» **Stated task**: Across the listing below, how many lines hold "this"? Reply with the number by itself.

[start]

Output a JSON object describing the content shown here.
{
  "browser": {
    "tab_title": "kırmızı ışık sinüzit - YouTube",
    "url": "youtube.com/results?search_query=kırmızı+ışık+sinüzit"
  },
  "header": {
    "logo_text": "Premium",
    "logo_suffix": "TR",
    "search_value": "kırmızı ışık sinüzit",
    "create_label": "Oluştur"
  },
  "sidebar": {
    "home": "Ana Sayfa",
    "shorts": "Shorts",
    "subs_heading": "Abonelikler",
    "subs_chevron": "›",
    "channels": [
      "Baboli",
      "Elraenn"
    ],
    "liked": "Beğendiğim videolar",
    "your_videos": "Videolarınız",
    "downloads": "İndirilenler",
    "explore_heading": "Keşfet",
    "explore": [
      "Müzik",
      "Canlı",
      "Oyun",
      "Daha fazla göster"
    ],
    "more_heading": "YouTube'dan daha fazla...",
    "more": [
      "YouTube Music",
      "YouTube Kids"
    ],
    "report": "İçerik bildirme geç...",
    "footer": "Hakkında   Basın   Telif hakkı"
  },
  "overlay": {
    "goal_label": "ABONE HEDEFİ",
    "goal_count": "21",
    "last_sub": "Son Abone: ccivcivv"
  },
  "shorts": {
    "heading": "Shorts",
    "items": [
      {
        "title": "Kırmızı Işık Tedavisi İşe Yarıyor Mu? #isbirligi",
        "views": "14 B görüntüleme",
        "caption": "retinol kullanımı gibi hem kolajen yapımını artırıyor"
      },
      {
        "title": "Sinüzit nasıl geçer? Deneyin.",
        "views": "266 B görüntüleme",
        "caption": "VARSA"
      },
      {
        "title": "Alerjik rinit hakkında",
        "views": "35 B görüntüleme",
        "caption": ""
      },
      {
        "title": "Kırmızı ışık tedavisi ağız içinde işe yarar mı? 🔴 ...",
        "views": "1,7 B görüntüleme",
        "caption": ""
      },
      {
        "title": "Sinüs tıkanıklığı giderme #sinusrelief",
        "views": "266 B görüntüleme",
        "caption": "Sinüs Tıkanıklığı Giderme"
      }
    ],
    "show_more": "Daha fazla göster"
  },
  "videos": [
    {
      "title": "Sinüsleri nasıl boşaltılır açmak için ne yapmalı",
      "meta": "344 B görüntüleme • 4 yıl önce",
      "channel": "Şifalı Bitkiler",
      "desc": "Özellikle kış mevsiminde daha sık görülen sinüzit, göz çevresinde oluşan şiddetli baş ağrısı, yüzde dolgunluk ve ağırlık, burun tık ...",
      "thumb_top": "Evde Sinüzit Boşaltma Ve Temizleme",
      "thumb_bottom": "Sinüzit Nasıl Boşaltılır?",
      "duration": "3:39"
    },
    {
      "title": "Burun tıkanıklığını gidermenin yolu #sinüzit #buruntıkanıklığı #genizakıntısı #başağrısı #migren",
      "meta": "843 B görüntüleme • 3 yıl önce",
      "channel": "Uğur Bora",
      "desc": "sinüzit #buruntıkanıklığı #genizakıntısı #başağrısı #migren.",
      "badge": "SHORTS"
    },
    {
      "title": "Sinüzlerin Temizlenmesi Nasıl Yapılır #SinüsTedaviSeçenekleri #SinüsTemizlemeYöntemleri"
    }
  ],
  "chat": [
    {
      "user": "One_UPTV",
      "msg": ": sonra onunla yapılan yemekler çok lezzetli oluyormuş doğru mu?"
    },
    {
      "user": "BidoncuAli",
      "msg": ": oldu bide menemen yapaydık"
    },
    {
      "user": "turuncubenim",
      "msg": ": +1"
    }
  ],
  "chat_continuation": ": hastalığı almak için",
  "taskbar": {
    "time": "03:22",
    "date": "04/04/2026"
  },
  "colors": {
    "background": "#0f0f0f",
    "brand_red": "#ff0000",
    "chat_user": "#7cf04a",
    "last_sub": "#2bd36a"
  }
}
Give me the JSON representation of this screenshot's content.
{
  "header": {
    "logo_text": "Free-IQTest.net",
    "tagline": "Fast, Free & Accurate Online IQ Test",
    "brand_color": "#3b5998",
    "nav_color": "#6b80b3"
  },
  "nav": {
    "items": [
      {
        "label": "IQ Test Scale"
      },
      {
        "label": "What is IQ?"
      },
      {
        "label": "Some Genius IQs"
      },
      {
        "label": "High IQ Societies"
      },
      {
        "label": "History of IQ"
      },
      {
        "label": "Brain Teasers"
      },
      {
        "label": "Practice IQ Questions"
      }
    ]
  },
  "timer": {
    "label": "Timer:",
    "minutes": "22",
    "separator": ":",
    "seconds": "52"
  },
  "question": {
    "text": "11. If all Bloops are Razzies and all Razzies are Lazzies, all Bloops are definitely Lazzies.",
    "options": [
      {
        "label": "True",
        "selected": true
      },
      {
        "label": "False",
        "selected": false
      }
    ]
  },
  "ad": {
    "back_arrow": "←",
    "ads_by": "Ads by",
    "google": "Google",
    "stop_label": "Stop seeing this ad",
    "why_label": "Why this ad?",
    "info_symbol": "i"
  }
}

[end]

» **Exercise answer**: 3